▶ _Problem to work on_:
Copy out, unchanged, every line from the start of the records through the line containing "word-fact: fact xyxy=(148,268,175,284)", with both of those lines included.

— start of Data shown —

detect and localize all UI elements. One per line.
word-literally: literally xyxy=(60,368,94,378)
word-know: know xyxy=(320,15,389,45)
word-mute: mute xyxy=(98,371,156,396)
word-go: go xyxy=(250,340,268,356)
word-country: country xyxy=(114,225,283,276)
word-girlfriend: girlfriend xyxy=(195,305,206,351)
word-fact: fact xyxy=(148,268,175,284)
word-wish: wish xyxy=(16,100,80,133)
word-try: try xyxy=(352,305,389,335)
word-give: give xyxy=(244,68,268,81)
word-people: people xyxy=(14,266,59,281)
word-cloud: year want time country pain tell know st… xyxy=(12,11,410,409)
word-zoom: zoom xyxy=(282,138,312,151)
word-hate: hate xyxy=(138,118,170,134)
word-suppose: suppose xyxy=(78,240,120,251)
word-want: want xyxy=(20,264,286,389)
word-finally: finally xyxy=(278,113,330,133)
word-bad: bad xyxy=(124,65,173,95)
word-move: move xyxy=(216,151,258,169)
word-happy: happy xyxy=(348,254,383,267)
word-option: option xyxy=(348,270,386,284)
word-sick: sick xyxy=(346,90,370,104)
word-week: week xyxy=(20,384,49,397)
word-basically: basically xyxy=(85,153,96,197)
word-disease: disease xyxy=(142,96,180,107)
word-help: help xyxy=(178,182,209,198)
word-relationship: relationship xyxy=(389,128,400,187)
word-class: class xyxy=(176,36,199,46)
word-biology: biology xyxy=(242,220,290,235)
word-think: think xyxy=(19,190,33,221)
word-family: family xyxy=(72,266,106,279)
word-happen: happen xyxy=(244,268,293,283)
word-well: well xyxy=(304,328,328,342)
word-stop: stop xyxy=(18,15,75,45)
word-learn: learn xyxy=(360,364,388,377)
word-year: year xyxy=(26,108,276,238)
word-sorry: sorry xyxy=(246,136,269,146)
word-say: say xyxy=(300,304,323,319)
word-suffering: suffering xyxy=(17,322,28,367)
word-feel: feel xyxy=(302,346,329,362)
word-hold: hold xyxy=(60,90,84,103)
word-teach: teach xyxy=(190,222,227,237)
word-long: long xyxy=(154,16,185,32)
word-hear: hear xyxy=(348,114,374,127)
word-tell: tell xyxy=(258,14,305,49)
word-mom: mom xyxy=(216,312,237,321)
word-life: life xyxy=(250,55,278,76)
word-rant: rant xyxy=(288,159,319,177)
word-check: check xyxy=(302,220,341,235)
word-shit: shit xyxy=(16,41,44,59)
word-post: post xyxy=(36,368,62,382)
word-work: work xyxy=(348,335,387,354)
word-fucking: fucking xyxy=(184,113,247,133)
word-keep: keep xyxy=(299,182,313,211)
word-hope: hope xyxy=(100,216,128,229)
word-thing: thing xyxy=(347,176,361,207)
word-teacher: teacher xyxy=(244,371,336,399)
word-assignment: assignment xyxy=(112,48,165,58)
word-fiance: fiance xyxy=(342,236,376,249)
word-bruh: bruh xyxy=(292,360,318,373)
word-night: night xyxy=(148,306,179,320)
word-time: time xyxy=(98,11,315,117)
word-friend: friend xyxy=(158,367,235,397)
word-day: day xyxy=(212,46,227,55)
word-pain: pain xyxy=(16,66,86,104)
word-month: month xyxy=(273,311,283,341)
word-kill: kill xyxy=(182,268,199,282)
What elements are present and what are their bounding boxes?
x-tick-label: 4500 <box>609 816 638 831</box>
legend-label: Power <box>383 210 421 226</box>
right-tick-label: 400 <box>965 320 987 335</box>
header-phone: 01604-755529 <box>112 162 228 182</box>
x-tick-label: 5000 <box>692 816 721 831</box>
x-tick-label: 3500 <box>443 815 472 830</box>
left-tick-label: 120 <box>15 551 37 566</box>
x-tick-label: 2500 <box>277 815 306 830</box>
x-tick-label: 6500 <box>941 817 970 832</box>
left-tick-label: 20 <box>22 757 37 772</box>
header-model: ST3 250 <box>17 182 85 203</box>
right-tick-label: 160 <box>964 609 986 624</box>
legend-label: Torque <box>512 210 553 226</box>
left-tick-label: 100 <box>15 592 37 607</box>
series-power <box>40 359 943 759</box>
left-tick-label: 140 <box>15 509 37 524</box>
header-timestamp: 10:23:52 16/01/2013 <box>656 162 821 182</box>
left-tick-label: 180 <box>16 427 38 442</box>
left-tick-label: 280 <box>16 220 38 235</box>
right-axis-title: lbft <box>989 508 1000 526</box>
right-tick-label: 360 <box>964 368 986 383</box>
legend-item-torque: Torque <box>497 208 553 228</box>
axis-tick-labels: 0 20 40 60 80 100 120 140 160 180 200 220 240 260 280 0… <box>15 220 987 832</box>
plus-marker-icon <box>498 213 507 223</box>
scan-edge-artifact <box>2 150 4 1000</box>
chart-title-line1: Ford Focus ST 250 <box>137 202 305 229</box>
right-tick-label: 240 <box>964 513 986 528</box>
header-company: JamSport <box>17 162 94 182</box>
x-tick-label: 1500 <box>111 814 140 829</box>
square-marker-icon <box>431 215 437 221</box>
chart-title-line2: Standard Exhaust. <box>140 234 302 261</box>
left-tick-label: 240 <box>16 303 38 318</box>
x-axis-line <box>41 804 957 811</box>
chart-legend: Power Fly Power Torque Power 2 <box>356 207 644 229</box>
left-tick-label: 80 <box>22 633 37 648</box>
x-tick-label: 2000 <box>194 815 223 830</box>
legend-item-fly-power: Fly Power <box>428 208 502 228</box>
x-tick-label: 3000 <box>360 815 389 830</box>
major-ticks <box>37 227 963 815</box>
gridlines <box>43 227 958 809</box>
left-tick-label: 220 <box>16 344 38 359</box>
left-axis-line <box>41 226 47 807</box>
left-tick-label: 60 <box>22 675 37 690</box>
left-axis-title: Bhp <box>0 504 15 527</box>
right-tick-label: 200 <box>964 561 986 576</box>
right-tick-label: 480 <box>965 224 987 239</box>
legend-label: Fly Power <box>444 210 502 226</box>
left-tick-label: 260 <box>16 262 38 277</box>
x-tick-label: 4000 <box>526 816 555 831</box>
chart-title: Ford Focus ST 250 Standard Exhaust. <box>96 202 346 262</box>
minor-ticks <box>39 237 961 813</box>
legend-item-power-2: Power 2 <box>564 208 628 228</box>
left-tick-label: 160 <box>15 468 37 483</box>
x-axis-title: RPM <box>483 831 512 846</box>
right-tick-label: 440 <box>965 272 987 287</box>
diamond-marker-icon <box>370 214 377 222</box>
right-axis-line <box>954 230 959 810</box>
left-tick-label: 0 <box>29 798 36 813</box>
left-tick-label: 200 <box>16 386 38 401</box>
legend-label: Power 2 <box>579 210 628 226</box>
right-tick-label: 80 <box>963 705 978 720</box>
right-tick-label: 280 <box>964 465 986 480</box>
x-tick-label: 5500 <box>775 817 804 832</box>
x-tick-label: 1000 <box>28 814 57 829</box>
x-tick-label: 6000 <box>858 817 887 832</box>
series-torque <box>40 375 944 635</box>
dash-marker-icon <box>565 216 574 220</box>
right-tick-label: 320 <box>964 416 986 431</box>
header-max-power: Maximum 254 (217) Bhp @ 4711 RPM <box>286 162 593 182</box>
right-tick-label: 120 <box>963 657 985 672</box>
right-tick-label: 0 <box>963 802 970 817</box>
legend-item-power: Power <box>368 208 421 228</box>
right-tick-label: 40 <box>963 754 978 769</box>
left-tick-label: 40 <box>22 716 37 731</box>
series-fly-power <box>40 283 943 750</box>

— end of Data shown —

▶ _Reply to the exercise_:
detect and localize all UI elements. One per line.
word-literally: literally xyxy=(60,368,94,378)
word-know: know xyxy=(320,15,389,45)
word-mute: mute xyxy=(98,371,156,396)
word-go: go xyxy=(250,340,268,356)
word-country: country xyxy=(114,225,283,276)
word-girlfriend: girlfriend xyxy=(195,305,206,351)
word-fact: fact xyxy=(148,268,175,284)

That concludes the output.